Data records:
-- -- --

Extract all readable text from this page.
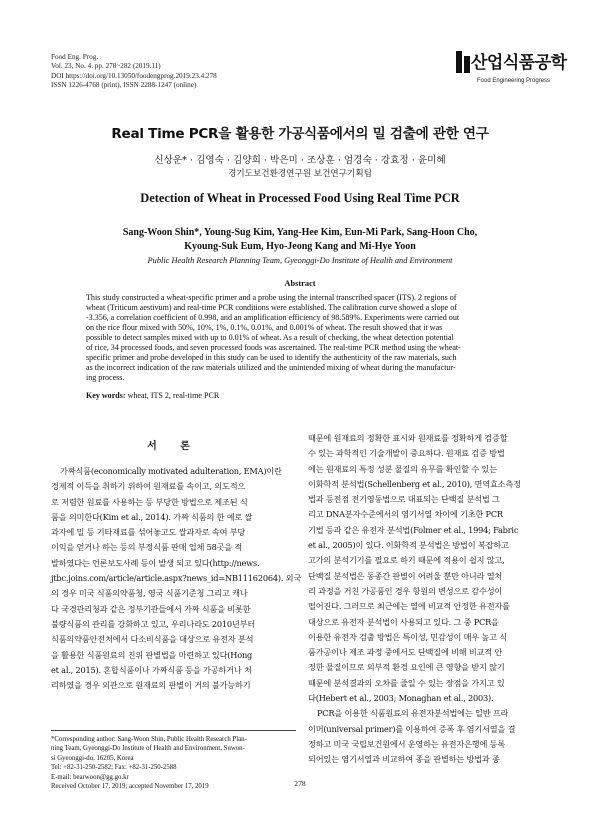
Food Eng. Prog.
Vol. 23, No. 4. pp. 278~282 (2019.11)
DOI https://doi.org/10.13050/foodengprog.2019.23.4.278
ISSN 1226-4768 (print), ISSN 2288-1247 (online)
산업식품공학
Food Engineering Progress
Real Time PCR을 활용한 가공식품에서의 밀 검출에 관한 연구
신상운* · 김영숙 · 김양희 · 박은미 · 조상훈 · 엄경숙 · 강효정 · 윤미혜
경기도보건환경연구원 보건연구기획팀
Detection of Wheat in Processed Food Using Real Time PCR
Sang-Woon Shin*, Young-Sug Kim, Yang-Hee Kim, Eun-Mi Park, Sang-Hoon Cho,
Kyoung-Suk Eum, Hyo-Jeong Kang and Mi-Hye Yoon
Public Health Research Planning Team, Gyeonggi-Do Institute of Health and Environment
Abstract
This study constructed a wheat-specific primer and a probe using the internal transcribed spacer (ITS). 2 regions of
wheat (Triticum aestivum) and real-time PCR conditions were established. The calibration curve showed a slope of
-3.356, a correlation coefficient of 0.998, and an amplification efficiency of 98.589%. Experiments were carried out
on the rice flour mixed with 50%, 10%, 1%, 0.1%, 0.01%, and 0.001% of wheat. The result showed that it was
possible to detect samples mixed with up to 0.01% of wheat. As a result of checking, the wheat detection potential
of rice, 34 processed foods, and seven processed foods was ascertained. The real-time PCR method using the wheat-
specific primer and probe developed in this study can be used to identify the authenticity of the raw materials, such
as the incorrect indication of the raw materials utilized and the unintended mixing of wheat during the manufactur-
ing process.
Key words: wheat, ITS 2, real-time PCR
서 론
가짜식품(economically motivated adulteration, EMA)이란
경제적 이득을 취하기 위하여 원재료를 속이고, 의도적으
로 저렴한 원료를 사용하는 등 부당한 방법으로 제조된 식
품을 의미한다(Kim et al., 2014). 가짜 식품의 한 예로 쌀
과자에 밀 등 기타재료를 섞어놓고도 쌀과자로 속여 부당
이익을 얻거나 하는 등의 부정식품 판매 업체 58곳을 적
발하였다는 언론보도사례 등이 발생 되고 있다(http://news.
jtbc.joins.com/article/article.aspx?news_id=NB11162064). 외국
의 경우 미국 식품의약품청, 영국 식품기준청 그리고 캐나
다 국경관리청과 같은 정부기관들에서 가짜 식품을 비롯한
불량식품의 관리를 강화하고 있고, 우리나라도 2010년부터
식품의약품안전처에서 다소비식품을 대상으로 유전자 분석
을 활용한 식품원료의 진위 판별법을 마련하고 있다(Hong
et al., 2015). 혼합식품이나 가짜식품 등을 가공하거나 처
리하였을 경우 외관으로 원재료의 판별이 거의 불가능하기
때문에 원재료의 정확한 표시와 원재료를 정확하게 검증할
수 있는 과학적인 기술개발이 중요하다. 원재료 검증 방법
에는 원재료의 특정 성분 물질의 유무를 확인할 수 있는
이화학적 분석법(Schellenberg et al., 2010), 면역효소측정
법과 등전점 전기영동법으로 대표되는 단백질 분석법 그
리고 DNA분자수준에서의 염기서열 차이에 기초한 PCR
기법 등과 같은 유전자 분석법(Folmer et al., 1994; Fabric
et al., 2005)이 있다. 이화학적 분석법은 방법이 복잡하고
고가의 분석기기를 필요로 하기 때문에 적용이 쉽지 않고,
단백질 분석법은 동종간 판별이 어려울 뿐만 아니라 열처
리 과정을 거친 가공품인 경우 항원의 변성으로 감수성이
떨어진다. 그러므로 최근에는 열에 비교적 안정한 유전자를
대상으로 유전자 분석법이 사용되고 있다. 그 중 PCR을
이용한 유전자 검출 방법은 특이성, 민감성이 매우 높고 식
품가공이나 제조 과정 중에서도 단백질에 비해 비교적 안
정한 물질이므로 외부적 환경 요인에 큰 영향을 받지 않기
때문에 분석결과의 오차를 줄일 수 있는 장점을 가지고 있
다(Hebert et al., 2003; Monaghan et al., 2003).
PCR을 이용한 식품원료의 유전자분석법에는 일반 프라
이머(universal primer)를 이용하여 증폭 후 염기서열을 결
정하고 미국 국립보건원에서 운영하는 유전자은행에 등록
되어있는 염기서열과 비교하여 종을 판별하는 방법과 종
*Corresponding author: Sang-Woon Shin, Public Health Research Plan-
ning Team, Gyeonggi-Do Institute of Health and Environment, Suwon-
si Gyeonggi-do, 16205, Korea
Tel: +82-31-250-2582; Fax: +82-31-250-2588
E-mail: bearwoon@gg.go.kr
Received October 17, 2019; accepted November 17, 2019	278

-- -- --

WHAT IS NEEDED: Give solely the number of lines in the data that contain the string "PCR을".

ANSWER FOR THIS EXERCISE: 3